Problem - Scan the data below and pick out the lines containing the word "name".

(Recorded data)
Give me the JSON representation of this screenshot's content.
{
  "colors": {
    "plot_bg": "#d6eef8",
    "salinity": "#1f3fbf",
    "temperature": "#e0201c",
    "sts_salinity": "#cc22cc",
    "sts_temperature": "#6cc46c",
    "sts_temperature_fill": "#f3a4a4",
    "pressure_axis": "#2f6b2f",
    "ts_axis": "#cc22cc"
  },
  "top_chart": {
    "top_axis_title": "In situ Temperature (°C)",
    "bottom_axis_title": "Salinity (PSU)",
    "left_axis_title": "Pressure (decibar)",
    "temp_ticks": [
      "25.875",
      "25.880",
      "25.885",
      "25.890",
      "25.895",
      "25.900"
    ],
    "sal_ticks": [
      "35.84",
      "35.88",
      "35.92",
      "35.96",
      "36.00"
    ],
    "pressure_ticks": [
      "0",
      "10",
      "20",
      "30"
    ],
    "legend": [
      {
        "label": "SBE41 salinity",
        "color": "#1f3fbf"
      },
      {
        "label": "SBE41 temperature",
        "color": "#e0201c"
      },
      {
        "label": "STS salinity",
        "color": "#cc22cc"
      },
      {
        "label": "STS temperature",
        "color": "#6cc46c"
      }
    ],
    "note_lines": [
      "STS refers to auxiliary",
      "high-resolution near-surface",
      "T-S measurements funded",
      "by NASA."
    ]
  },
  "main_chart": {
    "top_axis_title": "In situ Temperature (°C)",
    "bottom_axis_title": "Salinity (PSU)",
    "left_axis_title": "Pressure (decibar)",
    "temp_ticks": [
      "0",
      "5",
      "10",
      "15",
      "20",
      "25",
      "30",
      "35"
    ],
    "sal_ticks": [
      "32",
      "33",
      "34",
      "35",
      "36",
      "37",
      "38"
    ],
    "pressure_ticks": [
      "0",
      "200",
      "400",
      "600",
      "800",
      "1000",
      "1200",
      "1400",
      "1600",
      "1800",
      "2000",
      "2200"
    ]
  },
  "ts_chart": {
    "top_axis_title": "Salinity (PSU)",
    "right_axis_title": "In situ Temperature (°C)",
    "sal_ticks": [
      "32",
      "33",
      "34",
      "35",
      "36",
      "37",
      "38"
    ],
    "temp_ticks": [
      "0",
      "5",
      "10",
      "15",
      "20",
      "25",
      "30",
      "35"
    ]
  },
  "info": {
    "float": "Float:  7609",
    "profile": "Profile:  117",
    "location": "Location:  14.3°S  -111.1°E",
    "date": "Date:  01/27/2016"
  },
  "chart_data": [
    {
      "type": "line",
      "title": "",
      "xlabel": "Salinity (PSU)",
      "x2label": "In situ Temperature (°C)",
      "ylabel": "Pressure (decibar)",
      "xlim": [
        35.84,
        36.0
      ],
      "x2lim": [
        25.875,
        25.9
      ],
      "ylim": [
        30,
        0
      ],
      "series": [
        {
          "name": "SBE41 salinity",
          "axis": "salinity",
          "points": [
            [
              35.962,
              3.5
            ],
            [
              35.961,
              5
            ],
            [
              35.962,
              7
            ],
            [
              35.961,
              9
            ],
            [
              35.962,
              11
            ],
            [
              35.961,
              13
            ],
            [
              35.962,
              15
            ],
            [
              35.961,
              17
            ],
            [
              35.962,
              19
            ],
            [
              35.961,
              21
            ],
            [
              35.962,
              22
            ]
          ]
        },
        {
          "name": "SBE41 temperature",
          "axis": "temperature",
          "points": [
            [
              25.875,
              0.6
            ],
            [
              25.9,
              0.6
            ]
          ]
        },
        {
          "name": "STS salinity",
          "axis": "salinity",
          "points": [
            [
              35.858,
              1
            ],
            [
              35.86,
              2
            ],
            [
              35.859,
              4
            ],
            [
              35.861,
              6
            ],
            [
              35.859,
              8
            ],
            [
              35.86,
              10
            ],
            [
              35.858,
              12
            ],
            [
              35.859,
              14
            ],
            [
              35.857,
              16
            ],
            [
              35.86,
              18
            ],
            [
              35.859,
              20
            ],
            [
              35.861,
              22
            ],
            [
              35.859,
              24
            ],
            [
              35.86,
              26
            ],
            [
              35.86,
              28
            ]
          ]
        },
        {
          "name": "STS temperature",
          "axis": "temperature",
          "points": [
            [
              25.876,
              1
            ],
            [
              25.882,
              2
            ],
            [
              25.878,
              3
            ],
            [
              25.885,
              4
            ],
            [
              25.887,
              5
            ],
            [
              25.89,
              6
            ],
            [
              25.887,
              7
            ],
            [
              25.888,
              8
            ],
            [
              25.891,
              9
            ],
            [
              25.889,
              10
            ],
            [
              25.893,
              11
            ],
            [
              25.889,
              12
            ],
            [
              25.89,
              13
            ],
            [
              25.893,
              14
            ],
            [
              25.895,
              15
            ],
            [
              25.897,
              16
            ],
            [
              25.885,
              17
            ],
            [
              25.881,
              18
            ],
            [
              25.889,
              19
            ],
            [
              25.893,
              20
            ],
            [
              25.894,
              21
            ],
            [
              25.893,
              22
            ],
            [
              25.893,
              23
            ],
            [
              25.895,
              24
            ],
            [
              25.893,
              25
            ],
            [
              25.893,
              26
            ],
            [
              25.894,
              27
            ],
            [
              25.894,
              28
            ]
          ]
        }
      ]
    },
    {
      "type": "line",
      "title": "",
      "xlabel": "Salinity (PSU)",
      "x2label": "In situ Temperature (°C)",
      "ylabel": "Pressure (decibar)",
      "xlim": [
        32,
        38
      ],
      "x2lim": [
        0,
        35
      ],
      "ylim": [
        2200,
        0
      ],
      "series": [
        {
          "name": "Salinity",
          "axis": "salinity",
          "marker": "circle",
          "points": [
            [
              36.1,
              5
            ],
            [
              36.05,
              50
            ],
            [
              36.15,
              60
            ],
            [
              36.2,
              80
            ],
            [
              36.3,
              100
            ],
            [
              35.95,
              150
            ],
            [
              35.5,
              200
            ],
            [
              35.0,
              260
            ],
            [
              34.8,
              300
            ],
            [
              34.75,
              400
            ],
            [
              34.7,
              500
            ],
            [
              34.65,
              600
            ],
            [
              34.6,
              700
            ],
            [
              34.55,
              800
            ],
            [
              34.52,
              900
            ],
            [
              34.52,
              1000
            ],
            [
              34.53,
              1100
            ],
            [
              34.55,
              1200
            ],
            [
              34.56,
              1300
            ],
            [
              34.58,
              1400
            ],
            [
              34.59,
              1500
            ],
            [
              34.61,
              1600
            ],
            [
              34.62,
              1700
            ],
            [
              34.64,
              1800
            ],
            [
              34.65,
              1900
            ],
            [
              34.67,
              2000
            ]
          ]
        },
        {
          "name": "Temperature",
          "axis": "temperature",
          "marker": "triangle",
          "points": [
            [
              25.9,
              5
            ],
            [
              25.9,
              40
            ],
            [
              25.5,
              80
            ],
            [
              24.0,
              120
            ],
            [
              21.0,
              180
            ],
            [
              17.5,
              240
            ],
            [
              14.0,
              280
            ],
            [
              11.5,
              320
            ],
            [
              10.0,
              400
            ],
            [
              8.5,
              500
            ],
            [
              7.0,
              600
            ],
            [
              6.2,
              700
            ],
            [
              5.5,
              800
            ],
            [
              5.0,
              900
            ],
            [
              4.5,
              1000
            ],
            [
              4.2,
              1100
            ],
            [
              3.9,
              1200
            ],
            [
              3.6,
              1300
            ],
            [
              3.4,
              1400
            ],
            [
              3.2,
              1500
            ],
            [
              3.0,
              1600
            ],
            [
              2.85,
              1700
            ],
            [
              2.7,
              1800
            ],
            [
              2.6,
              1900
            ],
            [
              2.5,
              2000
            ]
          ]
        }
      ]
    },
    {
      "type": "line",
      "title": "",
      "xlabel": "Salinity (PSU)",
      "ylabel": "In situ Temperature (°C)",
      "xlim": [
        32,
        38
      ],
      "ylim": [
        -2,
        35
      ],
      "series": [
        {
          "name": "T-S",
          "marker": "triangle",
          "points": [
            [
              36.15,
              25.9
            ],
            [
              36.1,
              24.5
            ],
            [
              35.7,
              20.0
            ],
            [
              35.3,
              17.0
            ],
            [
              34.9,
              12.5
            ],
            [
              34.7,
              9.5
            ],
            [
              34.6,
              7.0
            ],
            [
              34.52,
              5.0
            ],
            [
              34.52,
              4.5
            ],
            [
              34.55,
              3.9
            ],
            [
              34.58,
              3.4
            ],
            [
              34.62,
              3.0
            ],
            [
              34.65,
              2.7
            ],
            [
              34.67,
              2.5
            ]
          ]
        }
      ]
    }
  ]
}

Task solution -
          "name": "SBE41 salinity",
          "name": "SBE41 temperature",
          "name": "STS salinity",
          "name": "STS temperature",
          "name": "Salinity",
          "name": "Temperature",
          "name": "T-S",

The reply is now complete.